*Work to do*. Pictures are not part of the copy; repeat everything else in the records exactly.

*Information supplied*.
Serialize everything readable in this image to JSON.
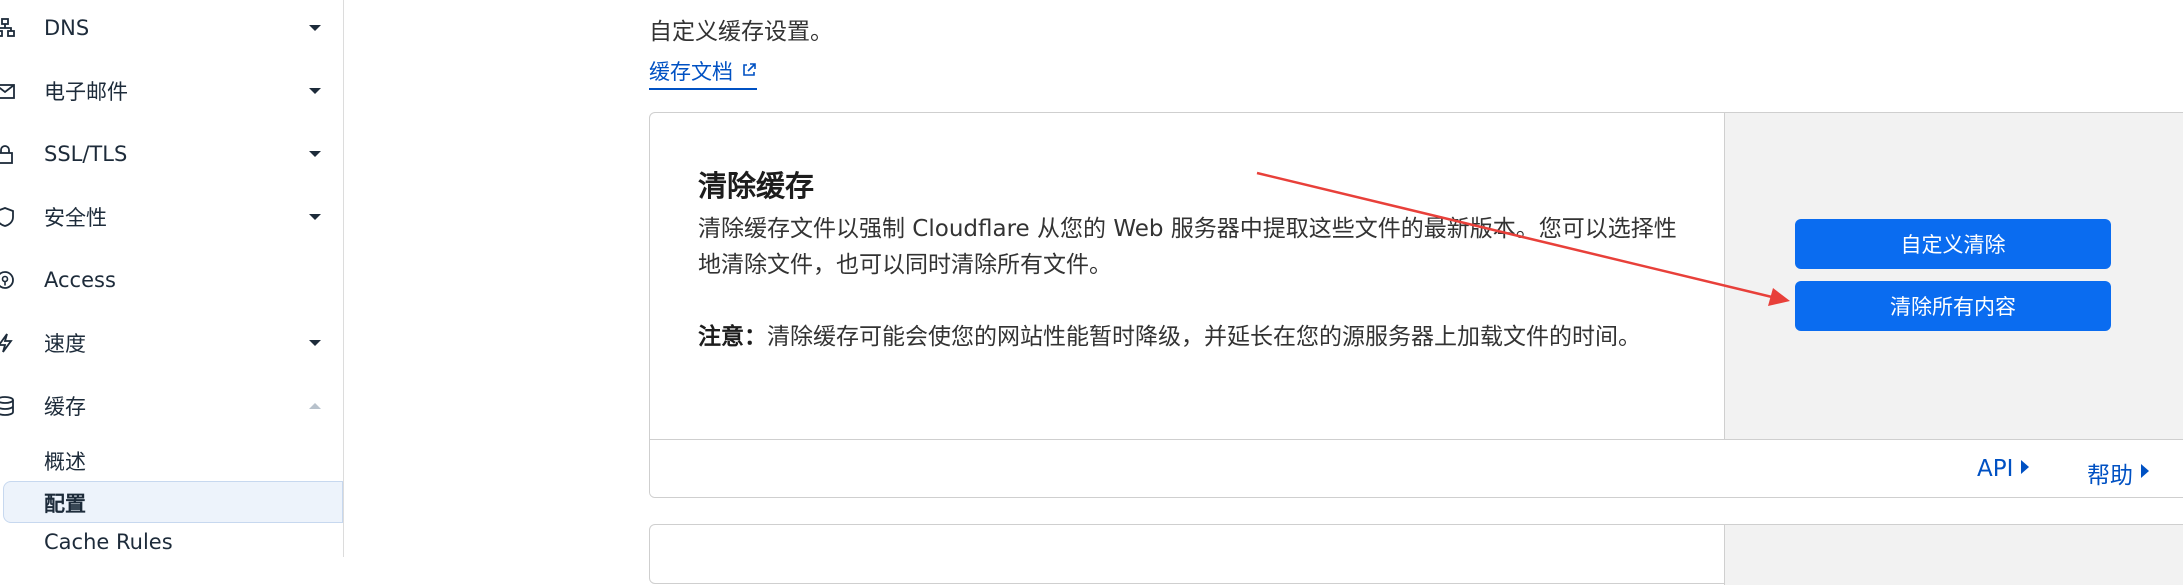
{
  "sidebar": {
    "items": [
      {
        "label": "DNS",
        "icon": "dns-icon",
        "has_chevron": true
      },
      {
        "label": "电子邮件",
        "icon": "mail-icon",
        "has_chevron": true
      },
      {
        "label": "SSL/TLS",
        "icon": "lock-icon",
        "has_chevron": true
      },
      {
        "label": "安全性",
        "icon": "shield-icon",
        "has_chevron": true
      },
      {
        "label": "Access",
        "icon": "access-icon",
        "has_chevron": false
      },
      {
        "label": "速度",
        "icon": "lightning-icon",
        "has_chevron": true
      },
      {
        "label": "缓存",
        "icon": "cache-icon",
        "has_chevron": true,
        "expanded": true
      }
    ],
    "sub_items": [
      {
        "label": "概述",
        "active": false
      },
      {
        "label": "配置",
        "active": true
      },
      {
        "label": "Cache Rules",
        "active": false
      }
    ],
    "active_color": "#edf3fb"
  },
  "main": {
    "intro": "自定义缓存设置。",
    "doc_link": "缓存文档",
    "card": {
      "title": "清除缓存",
      "description": "清除缓存文件以强制 Cloudflare 从您的 Web 服务器中提取这些文件的最新版本。您可以选择性地清除文件，也可以同时清除所有文件。",
      "note_label": "注意：",
      "note_text": "清除缓存可能会使您的网站性能暂时降级，并延长在您的源服务器上加载文件的时间。",
      "buttons": {
        "custom_purge": "自定义清除",
        "purge_everything": "清除所有内容"
      },
      "footer": {
        "api": "API",
        "help": "帮助"
      }
    }
  },
  "colors": {
    "primary_button": "#0a6cf0",
    "link": "#0051c3",
    "annotation_arrow": "#e8403a"
  }
}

*Solution for this task*.
Serialize everything readable in this image to JSON.
{
  "sidebar": {
    "items": [
      {
        "label": "DNS",
        "icon": "dns-icon",
        "has_chevron": true
      },
      {
        "label": "电子邮件",
        "icon": "mail-icon",
        "has_chevron": true
      },
      {
        "label": "SSL/TLS",
        "icon": "lock-icon",
        "has_chevron": true
      },
      {
        "label": "安全性",
        "icon": "shield-icon",
        "has_chevron": true
      },
      {
        "label": "Access",
        "icon": "access-icon",
        "has_chevron": false
      },
      {
        "label": "速度",
        "icon": "lightning-icon",
        "has_chevron": true
      },
      {
        "label": "缓存",
        "icon": "cache-icon",
        "has_chevron": true,
        "expanded": true
      }
    ],
    "sub_items": [
      {
        "label": "概述",
        "active": false
      },
      {
        "label": "配置",
        "active": true
      },
      {
        "label": "Cache Rules",
        "active": false
      }
    ],
    "active_color": "#edf3fb"
  },
  "main": {
    "intro": "自定义缓存设置。",
    "doc_link": "缓存文档",
    "card": {
      "title": "清除缓存",
      "description": "清除缓存文件以强制 Cloudflare 从您的 Web 服务器中提取这些文件的最新版本。您可以选择性地清除文件，也可以同时清除所有文件。",
      "note_label": "注意：",
      "note_text": "清除缓存可能会使您的网站性能暂时降级，并延长在您的源服务器上加载文件的时间。",
      "buttons": {
        "custom_purge": "自定义清除",
        "purge_everything": "清除所有内容"
      },
      "footer": {
        "api": "API",
        "help": "帮助"
      }
    }
  },
  "colors": {
    "primary_button": "#0a6cf0",
    "link": "#0051c3",
    "annotation_arrow": "#e8403a"
  }
}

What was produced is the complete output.